» **Stored rows**:
•••••

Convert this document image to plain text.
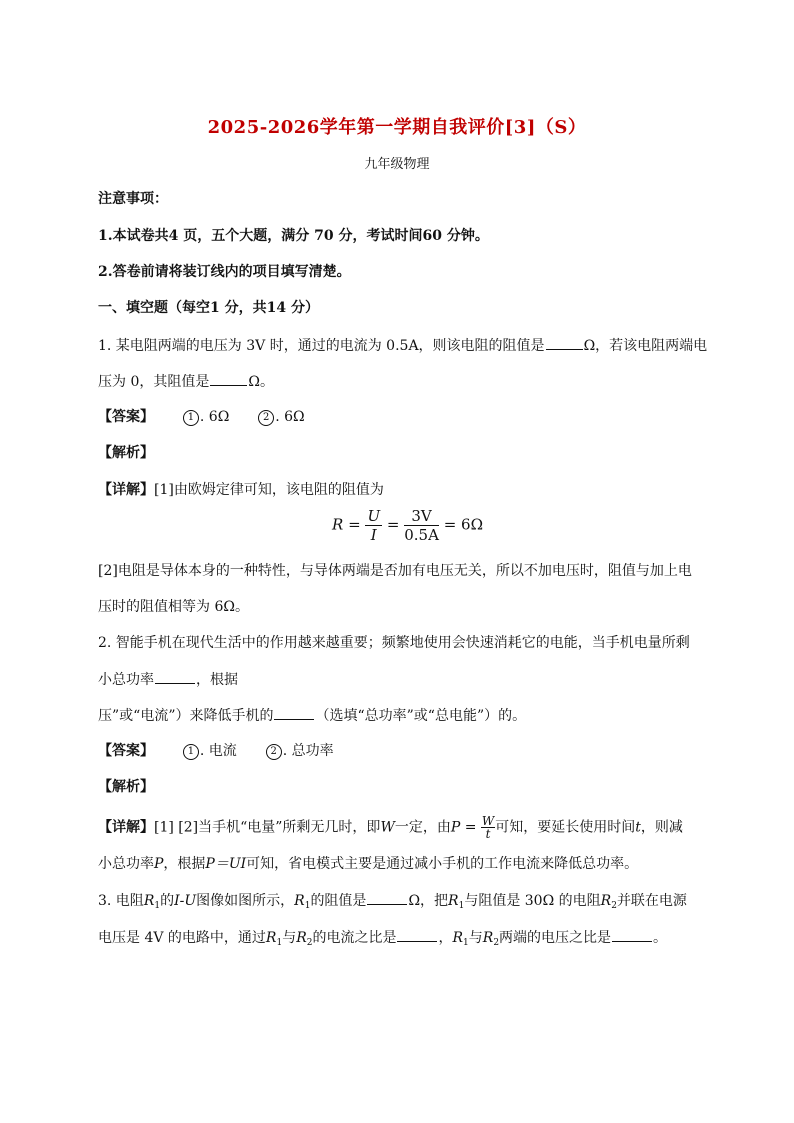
2025-2026学年第一学期自我评价[3]（S）
九年级物理
注意事项：
1.本试卷共4 页，五个大题，满分 70 分，考试时间60 分钟。
2.答卷前请将装订线内的项目填写清楚。
一、填空题（每空1 分，共14 分）
1. 某电阻两端的电压为 3V 时，通过的电流为 0.5A，则该电阻的阻值是	Ω，若该电阻两端电
压为 0，其阻值是	Ω。
【答案】	1 . 6Ω	2 . 6Ω
【解析】
【详解】[1]由欧姆定律可知，该电阻的阻值为
$R = \frac{U}{I} = \frac{3V}{0.5A} = 6\Omega$
[2]电阻是导体本身的一种特性，与导体两端是否加有电压无关，所以不加电压时，阻值与加上电
压时的阻值相等为 6Ω。
2. 智能手机在现代生活中的作用越来越重要；频繁地使用会快速消耗它的电能，当手机电量所剩
小总功率	，根据
压”或“电流”）来降低手机的	（选填“总功率”或“总电能”）的。
【答案】	1 . 电流	2 . 总功率
【解析】
【详解】[1] [2]当手机“电量”所剩无几时，即W一定，由$P = \frac{W}{t}$ 可知，要延长使用时间t，则减
小总功率P，根据P＝UI可知，省电模式主要是通过减小手机的工作电流来降低总功率。
3. 电阻$R_1$的I-U图像如图所示，$R_1$的阻值是	Ω，把$R_1$与阻值是 30Ω 的电阻$R_2$并联在电源
电压是 4V 的电路中，通过$R_1$与$R_2$的电流之比是	，$R_1$与$R_2$两端的电压之比是	。
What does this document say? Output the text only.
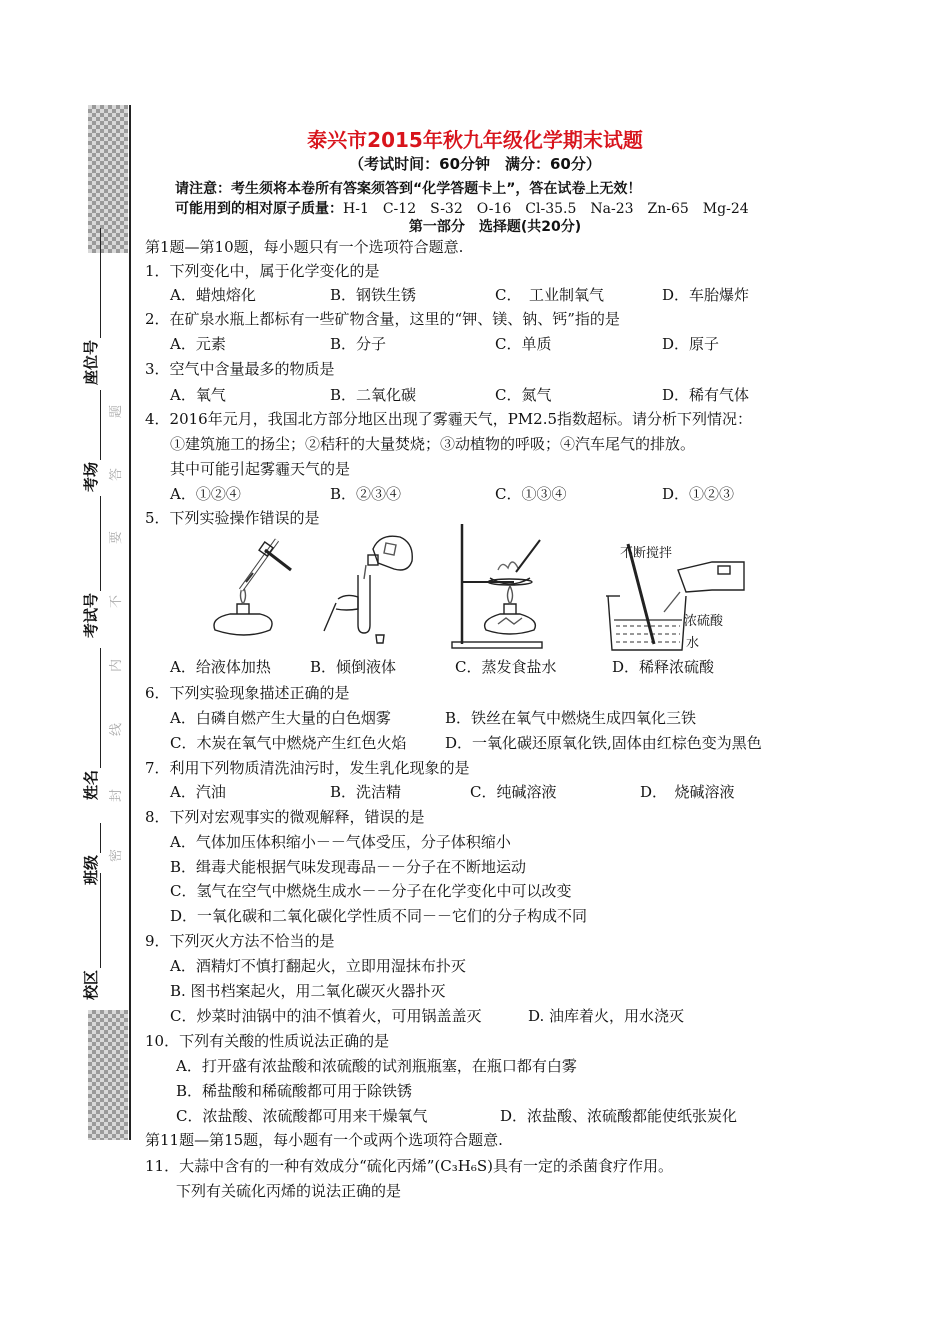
座位号
考场
考试号
姓名
班级
校区
题
答
要
不
内
线
封
密
泰兴市2015年秋九年级化学期末试题
（考试时间：60分钟　满分：60分）
请注意：考生须将本卷所有答案须答到“化学答题卡上”，答在试卷上无效！
可能用到的相对原子质量：H-1　C-12　S-32　O-16　Cl-35.5　Na-23　Zn-65　Mg-24
第一部分　选择题(共20分)
第1题—第10题，每小题只有一个选项符合题意.
1．下列变化中，属于化学变化的是
A．蜡烛熔化	B．钢铁生锈	C．　工业制氧气	D．车胎爆炸
2．在矿泉水瓶上都标有一些矿物含量，这里的“钾、镁、钠、钙”指的是
A．元素	B．分子	C．单质	D．原子
3．空气中含量最多的物质是
A．氧气	B．二氧化碳	C．氮气	D．稀有气体
4．2016年元月，我国北方部分地区出现了雾霾天气，PM2.5指数超标。请分析下列情况：
①建筑施工的扬尘；②秸秆的大量焚烧；③动植物的呼吸；④汽车尾气的排放。
其中可能引起雾霾天气的是
A．①②④	B．②③④	C．①③④	D．①②③
5．下列实验操作错误的是
不断搅拌
浓硫酸
水
A．给液体加热	B．倾倒液体	C．蒸发食盐水	D．稀释浓硫酸
6．下列实验现象描述正确的是
A．白磷自燃产生大量的白色烟雾	B．铁丝在氧气中燃烧生成四氧化三铁
C．木炭在氧气中燃烧产生红色火焰	D．一氧化碳还原氧化铁,固体由红棕色变为黑色
7．利用下列物质清洗油污时，发生乳化现象的是
A．汽油	B．洗洁精	C．纯碱溶液	D．　烧碱溶液
8．下列对宏观事实的微观解释，错误的是
A．气体加压体积缩小－－气体受压，分子体积缩小
B．缉毒犬能根据气味发现毒品－－分子在不断地运动
C．氢气在空气中燃烧生成水－－分子在化学变化中可以改变
D．一氧化碳和二氧化碳化学性质不同－－它们的分子构成不同
9．下列灭火方法不恰当的是
A．酒精灯不慎打翻起火，立即用湿抹布扑灭
B. 图书档案起火，用二氧化碳灭火器扑灭
C．炒菜时油锅中的油不慎着火，可用锅盖盖灭	D. 油库着火，用水浇灭
10．下列有关酸的性质说法正确的是
A．打开盛有浓盐酸和浓硫酸的试剂瓶瓶塞，在瓶口都有白雾
B．稀盐酸和稀硫酸都可用于除铁锈
C．浓盐酸、浓硫酸都可用来干燥氧气	D．浓盐酸、浓硫酸都能使纸张炭化
第11题—第15题，每小题有一个或两个选项符合题意.
11．大蒜中含有的一种有效成分“硫化丙烯”(C₃H₆S)具有一定的杀菌食疗作用。
下列有关硫化丙烯的说法正确的是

•••••

» **Required task**: Reproduce the entries exactly. Do not carry over any picture.

» **Exercise result**:
Convert this document image to plain text.
2025-2026学年第一学期自我评价[3]（S）
九年级物理
注意事项：
1.本试卷共4 页，五个大题，满分 70 分，考试时间60 分钟。
2.答卷前请将装订线内的项目填写清楚。
一、填空题（每空1 分，共14 分）
1. 某电阻两端的电压为 3V 时，通过的电流为 0.5A，则该电阻的阻值是	Ω，若该电阻两端电
压为 0，其阻值是	Ω。
【答案】	1 . 6Ω	2 . 6Ω
【解析】
【详解】[1]由欧姆定律可知，该电阻的阻值为
$R = \frac{U}{I} = \frac{3V}{0.5A} = 6\Omega$
[2]电阻是导体本身的一种特性，与导体两端是否加有电压无关，所以不加电压时，阻值与加上电
压时的阻值相等为 6Ω。
2. 智能手机在现代生活中的作用越来越重要；频繁地使用会快速消耗它的电能，当手机电量所剩
小总功率	，根据
压”或“电流”）来降低手机的	（选填“总功率”或“总电能”）的。
【答案】	1 . 电流	2 . 总功率
【解析】
【详解】[1] [2]当手机“电量”所剩无几时，即W一定，由$P = \frac{W}{t}$ 可知，要延长使用时间t，则减
小总功率P，根据P＝UI可知，省电模式主要是通过减小手机的工作电流来降低总功率。
3. 电阻$R_1$的I-U图像如图所示，$R_1$的阻值是	Ω，把$R_1$与阻值是 30Ω 的电阻$R_2$并联在电源
电压是 4V 的电路中，通过$R_1$与$R_2$的电流之比是	，$R_1$与$R_2$两端的电压之比是	。
What does this document say? Output the text only.
座位号
考场
考试号
姓名
班级
校区
题
答
要
不
内
线
封
密
泰兴市2015年秋九年级化学期末试题
（考试时间：60分钟　满分：60分）
请注意：考生须将本卷所有答案须答到“化学答题卡上”，答在试卷上无效！
可能用到的相对原子质量：H-1　C-12　S-32　O-16　Cl-35.5　Na-23　Zn-65　Mg-24
第一部分　选择题(共20分)
第1题—第10题，每小题只有一个选项符合题意.
1．下列变化中，属于化学变化的是
A．蜡烛熔化	B．钢铁生锈	C．　工业制氧气	D．车胎爆炸
2．在矿泉水瓶上都标有一些矿物含量，这里的“钾、镁、钠、钙”指的是
A．元素	B．分子	C．单质	D．原子
3．空气中含量最多的物质是
A．氧气	B．二氧化碳	C．氮气	D．稀有气体
4．2016年元月，我国北方部分地区出现了雾霾天气，PM2.5指数超标。请分析下列情况：
①建筑施工的扬尘；②秸秆的大量焚烧；③动植物的呼吸；④汽车尾气的排放。
其中可能引起雾霾天气的是
A．①②④	B．②③④	C．①③④	D．①②③
5．下列实验操作错误的是
不断搅拌
浓硫酸
水
A．给液体加热	B．倾倒液体	C．蒸发食盐水	D．稀释浓硫酸
6．下列实验现象描述正确的是
A．白磷自燃产生大量的白色烟雾	B．铁丝在氧气中燃烧生成四氧化三铁
C．木炭在氧气中燃烧产生红色火焰	D．一氧化碳还原氧化铁,固体由红棕色变为黑色
7．利用下列物质清洗油污时，发生乳化现象的是
A．汽油	B．洗洁精	C．纯碱溶液	D．　烧碱溶液
8．下列对宏观事实的微观解释，错误的是
A．气体加压体积缩小－－气体受压，分子体积缩小
B．缉毒犬能根据气味发现毒品－－分子在不断地运动
C．氢气在空气中燃烧生成水－－分子在化学变化中可以改变
D．一氧化碳和二氧化碳化学性质不同－－它们的分子构成不同
9．下列灭火方法不恰当的是
A．酒精灯不慎打翻起火，立即用湿抹布扑灭
B. 图书档案起火，用二氧化碳灭火器扑灭
C．炒菜时油锅中的油不慎着火，可用锅盖盖灭	D. 油库着火，用水浇灭
10．下列有关酸的性质说法正确的是
A．打开盛有浓盐酸和浓硫酸的试剂瓶瓶塞，在瓶口都有白雾
B．稀盐酸和稀硫酸都可用于除铁锈
C．浓盐酸、浓硫酸都可用来干燥氧气	D．浓盐酸、浓硫酸都能使纸张炭化
第11题—第15题，每小题有一个或两个选项符合题意.
11．大蒜中含有的一种有效成分“硫化丙烯”(C₃H₆S)具有一定的杀菌食疗作用。
下列有关硫化丙烯的说法正确的是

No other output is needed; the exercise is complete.